- Problem to solve
Produce an exact copy of all the data below, dropping every image.

[Collected data entries]
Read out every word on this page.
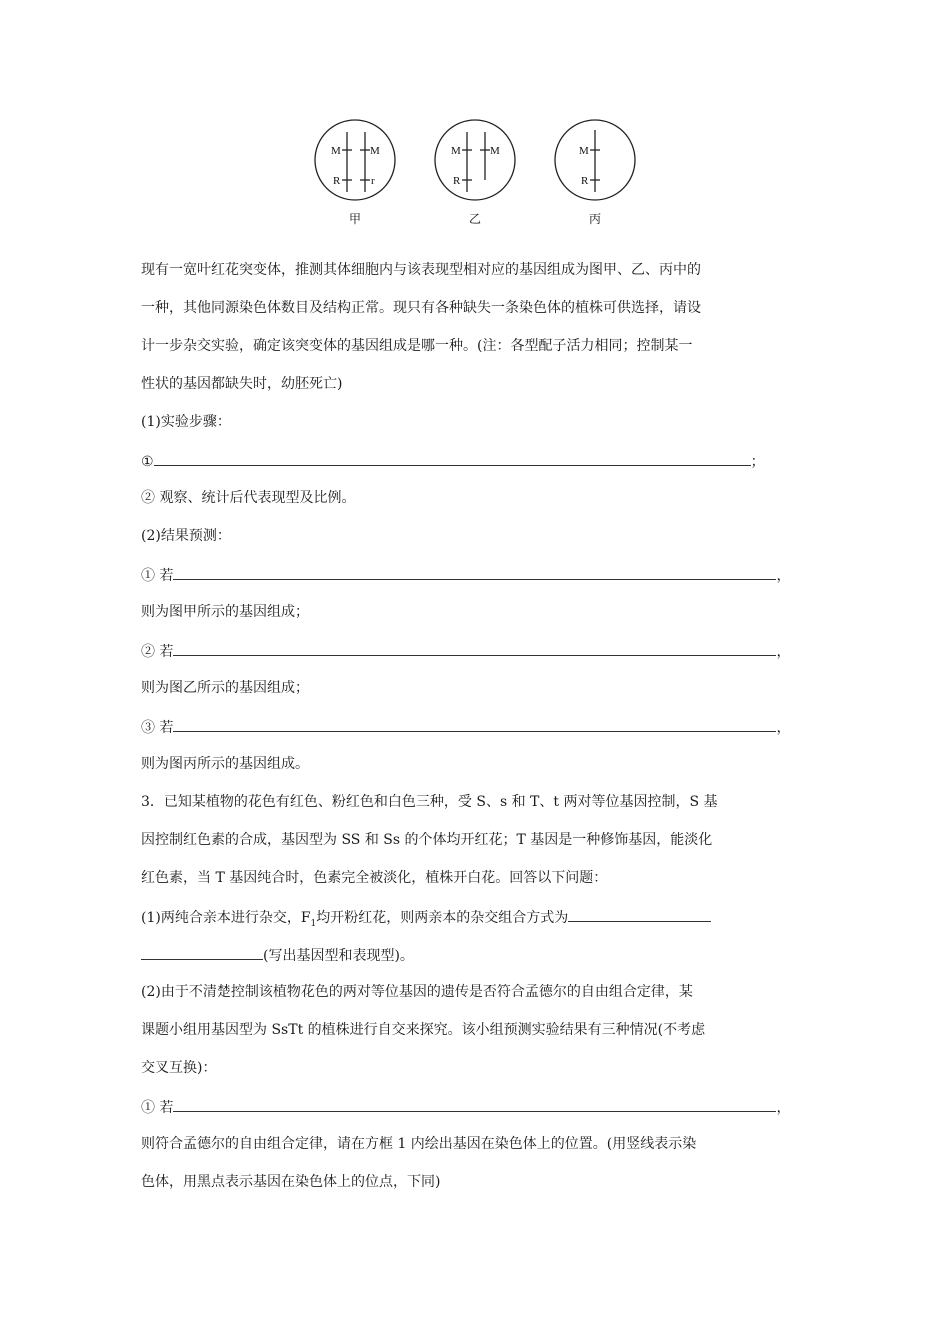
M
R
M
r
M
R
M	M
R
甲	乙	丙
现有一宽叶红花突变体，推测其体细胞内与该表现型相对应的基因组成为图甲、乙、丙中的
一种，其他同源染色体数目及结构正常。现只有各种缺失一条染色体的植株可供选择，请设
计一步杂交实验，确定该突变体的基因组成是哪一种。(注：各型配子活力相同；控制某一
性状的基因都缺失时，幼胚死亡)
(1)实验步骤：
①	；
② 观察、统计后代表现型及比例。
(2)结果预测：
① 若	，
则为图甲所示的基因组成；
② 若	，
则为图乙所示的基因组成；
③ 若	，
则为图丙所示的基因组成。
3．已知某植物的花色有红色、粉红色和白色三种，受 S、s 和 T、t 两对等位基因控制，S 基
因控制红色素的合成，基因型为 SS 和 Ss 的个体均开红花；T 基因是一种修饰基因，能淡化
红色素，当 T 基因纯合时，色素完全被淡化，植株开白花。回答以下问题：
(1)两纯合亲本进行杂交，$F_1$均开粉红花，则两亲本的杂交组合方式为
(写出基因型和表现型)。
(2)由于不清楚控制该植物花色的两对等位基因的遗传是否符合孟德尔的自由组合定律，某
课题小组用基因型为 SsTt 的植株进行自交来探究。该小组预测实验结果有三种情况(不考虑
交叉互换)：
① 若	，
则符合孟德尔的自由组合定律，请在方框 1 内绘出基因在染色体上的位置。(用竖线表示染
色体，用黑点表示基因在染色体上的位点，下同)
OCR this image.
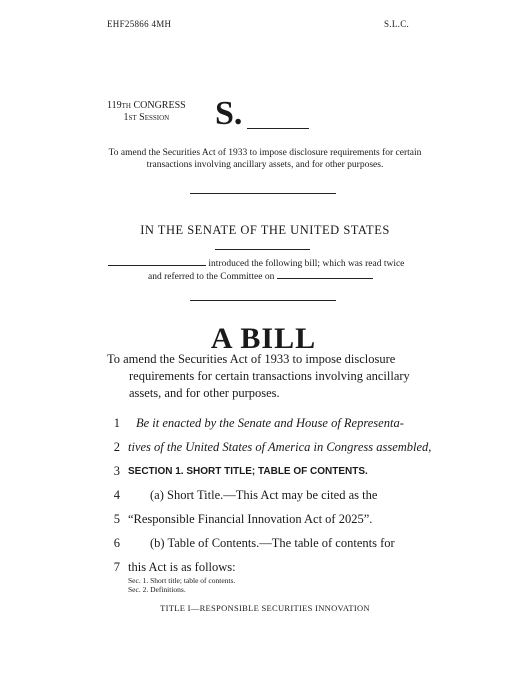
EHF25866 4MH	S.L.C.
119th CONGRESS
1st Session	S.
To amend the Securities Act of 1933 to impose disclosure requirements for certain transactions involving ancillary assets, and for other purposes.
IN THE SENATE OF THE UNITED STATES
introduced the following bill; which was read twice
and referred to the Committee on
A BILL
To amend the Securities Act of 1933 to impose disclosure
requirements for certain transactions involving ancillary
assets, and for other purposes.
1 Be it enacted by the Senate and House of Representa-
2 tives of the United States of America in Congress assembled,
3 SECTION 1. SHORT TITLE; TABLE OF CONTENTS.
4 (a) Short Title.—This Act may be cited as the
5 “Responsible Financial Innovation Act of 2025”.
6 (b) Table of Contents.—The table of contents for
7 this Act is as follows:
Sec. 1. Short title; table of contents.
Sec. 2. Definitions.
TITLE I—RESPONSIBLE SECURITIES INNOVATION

- Answer below
Read out every word on this page.
M
R
M
r
M
R
M	M
R
甲	乙	丙
现有一宽叶红花突变体，推测其体细胞内与该表现型相对应的基因组成为图甲、乙、丙中的
一种，其他同源染色体数目及结构正常。现只有各种缺失一条染色体的植株可供选择，请设
计一步杂交实验，确定该突变体的基因组成是哪一种。(注：各型配子活力相同；控制某一
性状的基因都缺失时，幼胚死亡)
(1)实验步骤：
①	；
② 观察、统计后代表现型及比例。
(2)结果预测：
① 若	，
则为图甲所示的基因组成；
② 若	，
则为图乙所示的基因组成；
③ 若	，
则为图丙所示的基因组成。
3．已知某植物的花色有红色、粉红色和白色三种，受 S、s 和 T、t 两对等位基因控制，S 基
因控制红色素的合成，基因型为 SS 和 Ss 的个体均开红花；T 基因是一种修饰基因，能淡化
红色素，当 T 基因纯合时，色素完全被淡化，植株开白花。回答以下问题：
(1)两纯合亲本进行杂交，$F_1$均开粉红花，则两亲本的杂交组合方式为
(写出基因型和表现型)。
(2)由于不清楚控制该植物花色的两对等位基因的遗传是否符合孟德尔的自由组合定律，某
课题小组用基因型为 SsTt 的植株进行自交来探究。该小组预测实验结果有三种情况(不考虑
交叉互换)：
① 若	，
则符合孟德尔的自由组合定律，请在方框 1 内绘出基因在染色体上的位置。(用竖线表示染
色体，用黑点表示基因在染色体上的位点，下同)
OCR this image.
EHF25866 4MH	S.L.C.
119th CONGRESS
1st Session	S.
To amend the Securities Act of 1933 to impose disclosure requirements for certain transactions involving ancillary assets, and for other purposes.
IN THE SENATE OF THE UNITED STATES
introduced the following bill; which was read twice
and referred to the Committee on
A BILL
To amend the Securities Act of 1933 to impose disclosure
requirements for certain transactions involving ancillary
assets, and for other purposes.
1 Be it enacted by the Senate and House of Representa-
2 tives of the United States of America in Congress assembled,
3 SECTION 1. SHORT TITLE; TABLE OF CONTENTS.
4 (a) Short Title.—This Act may be cited as the
5 “Responsible Financial Innovation Act of 2025”.
6 (b) Table of Contents.—The table of contents for
7 this Act is as follows:
Sec. 1. Short title; table of contents.
Sec. 2. Definitions.
TITLE I—RESPONSIBLE SECURITIES INNOVATION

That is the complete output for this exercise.